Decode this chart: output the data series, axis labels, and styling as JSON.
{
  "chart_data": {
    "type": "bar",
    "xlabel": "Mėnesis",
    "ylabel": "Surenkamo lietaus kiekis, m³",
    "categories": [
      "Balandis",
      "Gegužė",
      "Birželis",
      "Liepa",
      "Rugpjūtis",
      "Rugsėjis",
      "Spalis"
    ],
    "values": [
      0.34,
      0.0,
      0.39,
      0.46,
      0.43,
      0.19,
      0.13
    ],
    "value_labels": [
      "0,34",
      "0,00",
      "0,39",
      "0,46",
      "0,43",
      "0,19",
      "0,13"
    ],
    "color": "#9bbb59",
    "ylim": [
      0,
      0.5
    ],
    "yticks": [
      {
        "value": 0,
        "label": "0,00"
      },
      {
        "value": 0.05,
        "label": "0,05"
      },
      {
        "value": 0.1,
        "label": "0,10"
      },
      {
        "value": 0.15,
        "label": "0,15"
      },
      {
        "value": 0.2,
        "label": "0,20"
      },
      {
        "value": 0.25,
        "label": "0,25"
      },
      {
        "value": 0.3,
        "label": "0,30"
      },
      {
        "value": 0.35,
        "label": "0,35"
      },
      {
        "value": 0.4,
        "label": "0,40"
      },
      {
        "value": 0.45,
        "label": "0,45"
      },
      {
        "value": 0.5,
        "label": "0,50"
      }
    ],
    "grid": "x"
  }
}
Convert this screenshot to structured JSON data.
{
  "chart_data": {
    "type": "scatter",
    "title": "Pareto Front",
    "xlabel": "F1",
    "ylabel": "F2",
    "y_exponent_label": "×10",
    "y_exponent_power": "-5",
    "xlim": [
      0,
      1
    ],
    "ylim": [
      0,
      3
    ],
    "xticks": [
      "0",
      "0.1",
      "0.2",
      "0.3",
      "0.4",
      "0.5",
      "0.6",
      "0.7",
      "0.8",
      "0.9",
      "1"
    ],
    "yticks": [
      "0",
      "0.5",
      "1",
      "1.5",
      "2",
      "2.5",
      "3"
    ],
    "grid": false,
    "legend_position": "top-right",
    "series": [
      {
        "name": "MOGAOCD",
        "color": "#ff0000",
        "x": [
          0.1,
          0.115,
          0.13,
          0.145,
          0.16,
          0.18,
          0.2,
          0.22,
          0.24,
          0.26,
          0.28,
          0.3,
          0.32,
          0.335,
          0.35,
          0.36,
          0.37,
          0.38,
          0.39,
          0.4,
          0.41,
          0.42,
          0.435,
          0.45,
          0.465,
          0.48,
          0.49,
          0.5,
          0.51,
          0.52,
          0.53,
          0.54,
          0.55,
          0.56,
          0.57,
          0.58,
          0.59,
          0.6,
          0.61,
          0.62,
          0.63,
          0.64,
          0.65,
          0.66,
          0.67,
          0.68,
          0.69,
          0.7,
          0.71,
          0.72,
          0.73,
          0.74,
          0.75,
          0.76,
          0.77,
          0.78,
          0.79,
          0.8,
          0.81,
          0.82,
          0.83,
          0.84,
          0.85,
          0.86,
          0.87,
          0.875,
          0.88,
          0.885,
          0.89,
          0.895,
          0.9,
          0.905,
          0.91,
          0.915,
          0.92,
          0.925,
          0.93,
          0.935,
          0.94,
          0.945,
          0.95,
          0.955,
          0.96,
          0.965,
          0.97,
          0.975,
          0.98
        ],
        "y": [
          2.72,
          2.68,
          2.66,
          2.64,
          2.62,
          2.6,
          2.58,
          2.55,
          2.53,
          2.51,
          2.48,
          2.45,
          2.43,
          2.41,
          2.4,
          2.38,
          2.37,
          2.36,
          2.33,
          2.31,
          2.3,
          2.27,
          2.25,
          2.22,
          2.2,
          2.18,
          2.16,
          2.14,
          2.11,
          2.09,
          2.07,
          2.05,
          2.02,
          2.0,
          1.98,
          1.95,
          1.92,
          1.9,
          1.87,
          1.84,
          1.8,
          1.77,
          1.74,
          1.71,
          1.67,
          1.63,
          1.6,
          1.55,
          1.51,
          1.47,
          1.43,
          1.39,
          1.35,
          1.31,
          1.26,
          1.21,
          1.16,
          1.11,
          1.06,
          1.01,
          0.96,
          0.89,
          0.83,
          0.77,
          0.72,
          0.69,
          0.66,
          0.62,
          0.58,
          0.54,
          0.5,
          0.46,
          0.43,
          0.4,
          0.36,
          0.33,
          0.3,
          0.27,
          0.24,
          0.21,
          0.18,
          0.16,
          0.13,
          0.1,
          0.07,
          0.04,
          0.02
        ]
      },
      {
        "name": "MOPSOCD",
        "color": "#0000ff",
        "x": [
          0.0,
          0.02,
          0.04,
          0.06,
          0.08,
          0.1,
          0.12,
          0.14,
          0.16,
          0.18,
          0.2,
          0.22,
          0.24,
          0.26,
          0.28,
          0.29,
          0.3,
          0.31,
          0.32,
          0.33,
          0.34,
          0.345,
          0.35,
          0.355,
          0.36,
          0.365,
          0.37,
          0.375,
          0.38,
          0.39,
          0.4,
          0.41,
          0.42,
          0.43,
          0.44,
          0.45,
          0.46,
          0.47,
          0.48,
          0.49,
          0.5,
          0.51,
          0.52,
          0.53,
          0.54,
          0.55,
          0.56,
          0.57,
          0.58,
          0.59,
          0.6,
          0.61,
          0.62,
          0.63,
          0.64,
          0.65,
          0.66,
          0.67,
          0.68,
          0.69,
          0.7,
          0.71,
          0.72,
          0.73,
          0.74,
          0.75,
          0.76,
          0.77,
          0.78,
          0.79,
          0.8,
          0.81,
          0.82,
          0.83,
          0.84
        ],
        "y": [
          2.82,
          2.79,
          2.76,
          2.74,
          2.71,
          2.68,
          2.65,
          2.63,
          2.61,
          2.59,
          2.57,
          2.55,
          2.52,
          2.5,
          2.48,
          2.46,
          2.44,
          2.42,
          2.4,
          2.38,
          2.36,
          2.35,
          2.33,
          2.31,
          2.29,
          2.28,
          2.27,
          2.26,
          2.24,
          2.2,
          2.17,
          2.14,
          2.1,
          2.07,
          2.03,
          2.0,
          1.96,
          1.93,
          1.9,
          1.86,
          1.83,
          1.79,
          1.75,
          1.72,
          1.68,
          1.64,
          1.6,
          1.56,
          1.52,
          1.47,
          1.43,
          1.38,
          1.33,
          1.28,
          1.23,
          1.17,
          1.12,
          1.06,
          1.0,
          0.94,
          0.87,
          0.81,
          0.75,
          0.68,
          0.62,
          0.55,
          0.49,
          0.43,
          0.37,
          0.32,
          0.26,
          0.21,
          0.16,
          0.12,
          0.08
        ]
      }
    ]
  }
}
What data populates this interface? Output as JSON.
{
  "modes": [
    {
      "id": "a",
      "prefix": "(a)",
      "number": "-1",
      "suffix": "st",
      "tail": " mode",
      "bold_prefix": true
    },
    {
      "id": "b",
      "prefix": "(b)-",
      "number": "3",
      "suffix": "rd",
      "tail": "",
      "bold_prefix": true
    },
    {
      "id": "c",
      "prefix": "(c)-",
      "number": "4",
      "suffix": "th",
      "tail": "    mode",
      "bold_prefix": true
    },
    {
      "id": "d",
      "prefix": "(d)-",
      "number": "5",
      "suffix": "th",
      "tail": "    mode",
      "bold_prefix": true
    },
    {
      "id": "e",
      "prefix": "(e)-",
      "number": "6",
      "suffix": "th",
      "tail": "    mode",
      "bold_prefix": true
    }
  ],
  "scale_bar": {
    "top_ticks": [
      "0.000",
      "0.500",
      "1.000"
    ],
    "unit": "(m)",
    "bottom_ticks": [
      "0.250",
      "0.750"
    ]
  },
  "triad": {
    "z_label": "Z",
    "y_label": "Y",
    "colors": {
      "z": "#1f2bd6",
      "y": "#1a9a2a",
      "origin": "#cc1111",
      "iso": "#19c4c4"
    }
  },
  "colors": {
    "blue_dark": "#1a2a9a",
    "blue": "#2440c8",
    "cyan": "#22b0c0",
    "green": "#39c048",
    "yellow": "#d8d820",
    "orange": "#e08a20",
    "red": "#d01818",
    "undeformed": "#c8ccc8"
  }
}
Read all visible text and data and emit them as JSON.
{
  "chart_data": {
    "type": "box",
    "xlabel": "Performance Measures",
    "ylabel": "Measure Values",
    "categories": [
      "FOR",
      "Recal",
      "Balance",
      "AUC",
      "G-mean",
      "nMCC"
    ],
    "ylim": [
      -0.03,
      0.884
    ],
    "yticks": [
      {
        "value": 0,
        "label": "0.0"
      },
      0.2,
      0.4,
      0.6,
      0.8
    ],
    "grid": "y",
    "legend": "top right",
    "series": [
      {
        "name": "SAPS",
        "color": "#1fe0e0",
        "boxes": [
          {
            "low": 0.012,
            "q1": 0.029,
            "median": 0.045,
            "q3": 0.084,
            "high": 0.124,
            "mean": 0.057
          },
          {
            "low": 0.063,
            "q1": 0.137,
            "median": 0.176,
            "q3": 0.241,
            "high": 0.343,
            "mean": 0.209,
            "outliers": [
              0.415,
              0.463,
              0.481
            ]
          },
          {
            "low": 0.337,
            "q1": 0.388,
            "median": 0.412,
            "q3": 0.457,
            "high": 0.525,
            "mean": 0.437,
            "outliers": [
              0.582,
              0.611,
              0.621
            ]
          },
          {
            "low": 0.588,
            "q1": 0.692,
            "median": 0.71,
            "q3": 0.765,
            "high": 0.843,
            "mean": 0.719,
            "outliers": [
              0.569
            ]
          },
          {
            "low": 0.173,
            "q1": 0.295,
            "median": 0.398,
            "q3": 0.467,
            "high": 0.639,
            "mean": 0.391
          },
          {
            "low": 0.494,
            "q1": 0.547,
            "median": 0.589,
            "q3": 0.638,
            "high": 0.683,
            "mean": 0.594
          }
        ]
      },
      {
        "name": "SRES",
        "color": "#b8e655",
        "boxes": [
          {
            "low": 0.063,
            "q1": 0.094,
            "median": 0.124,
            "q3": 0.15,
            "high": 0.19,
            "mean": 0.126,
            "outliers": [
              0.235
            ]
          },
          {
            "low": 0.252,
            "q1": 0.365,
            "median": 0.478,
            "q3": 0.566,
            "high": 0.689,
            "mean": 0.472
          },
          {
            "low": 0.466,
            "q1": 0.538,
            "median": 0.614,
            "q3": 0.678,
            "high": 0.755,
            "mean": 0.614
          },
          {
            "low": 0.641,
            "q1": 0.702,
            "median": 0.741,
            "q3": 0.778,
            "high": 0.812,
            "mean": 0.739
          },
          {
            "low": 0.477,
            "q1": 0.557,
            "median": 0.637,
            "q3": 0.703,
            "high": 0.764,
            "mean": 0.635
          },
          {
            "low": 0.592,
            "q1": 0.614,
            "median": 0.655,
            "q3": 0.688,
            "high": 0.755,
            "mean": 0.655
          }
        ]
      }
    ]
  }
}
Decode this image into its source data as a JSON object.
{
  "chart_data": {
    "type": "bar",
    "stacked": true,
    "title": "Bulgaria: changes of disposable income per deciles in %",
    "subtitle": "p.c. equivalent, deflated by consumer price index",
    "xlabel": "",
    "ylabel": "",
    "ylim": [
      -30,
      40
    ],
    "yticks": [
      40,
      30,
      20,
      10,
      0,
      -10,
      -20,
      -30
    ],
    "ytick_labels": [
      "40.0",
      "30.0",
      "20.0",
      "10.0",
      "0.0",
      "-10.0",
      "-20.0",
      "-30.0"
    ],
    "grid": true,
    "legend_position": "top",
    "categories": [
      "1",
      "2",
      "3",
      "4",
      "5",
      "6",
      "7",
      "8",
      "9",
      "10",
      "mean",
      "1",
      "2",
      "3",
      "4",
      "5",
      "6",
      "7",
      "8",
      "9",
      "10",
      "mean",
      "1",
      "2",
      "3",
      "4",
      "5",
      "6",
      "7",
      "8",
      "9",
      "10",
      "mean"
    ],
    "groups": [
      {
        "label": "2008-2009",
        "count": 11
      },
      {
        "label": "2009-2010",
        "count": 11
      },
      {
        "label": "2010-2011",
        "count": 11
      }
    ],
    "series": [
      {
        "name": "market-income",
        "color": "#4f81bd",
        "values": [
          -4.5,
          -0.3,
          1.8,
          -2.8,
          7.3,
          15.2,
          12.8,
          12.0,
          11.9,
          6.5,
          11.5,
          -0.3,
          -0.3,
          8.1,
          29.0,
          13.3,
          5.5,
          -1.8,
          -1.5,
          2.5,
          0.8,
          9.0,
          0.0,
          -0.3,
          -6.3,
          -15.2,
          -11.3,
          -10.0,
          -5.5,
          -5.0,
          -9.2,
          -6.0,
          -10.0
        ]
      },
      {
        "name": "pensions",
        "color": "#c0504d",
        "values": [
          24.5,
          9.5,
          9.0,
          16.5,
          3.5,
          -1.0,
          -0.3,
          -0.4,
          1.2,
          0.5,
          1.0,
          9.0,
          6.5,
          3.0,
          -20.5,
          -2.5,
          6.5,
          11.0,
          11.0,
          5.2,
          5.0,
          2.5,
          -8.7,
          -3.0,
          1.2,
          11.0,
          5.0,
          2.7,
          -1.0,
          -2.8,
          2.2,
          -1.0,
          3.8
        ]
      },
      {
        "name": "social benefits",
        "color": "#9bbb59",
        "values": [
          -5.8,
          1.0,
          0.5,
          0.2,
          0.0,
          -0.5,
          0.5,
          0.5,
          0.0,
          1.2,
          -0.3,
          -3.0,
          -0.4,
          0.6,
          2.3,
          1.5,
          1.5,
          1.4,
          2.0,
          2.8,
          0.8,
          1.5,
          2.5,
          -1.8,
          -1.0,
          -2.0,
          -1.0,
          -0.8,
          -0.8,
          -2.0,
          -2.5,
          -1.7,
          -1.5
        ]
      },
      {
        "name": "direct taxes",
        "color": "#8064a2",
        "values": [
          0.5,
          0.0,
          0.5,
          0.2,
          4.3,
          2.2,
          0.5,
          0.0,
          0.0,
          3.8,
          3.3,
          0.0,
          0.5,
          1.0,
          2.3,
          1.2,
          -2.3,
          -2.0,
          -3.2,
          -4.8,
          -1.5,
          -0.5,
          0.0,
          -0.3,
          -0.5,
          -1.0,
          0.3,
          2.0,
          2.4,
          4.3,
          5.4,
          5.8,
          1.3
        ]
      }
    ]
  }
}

----------

→ What the task asks: Pick out lines containing the word "xlabel", each one as written.

→ Result of this exercise:
    "xlabel": "Mėnesis",
    "xlabel": "F1",
    "xlabel": "Performance Measures",
    "xlabel": "",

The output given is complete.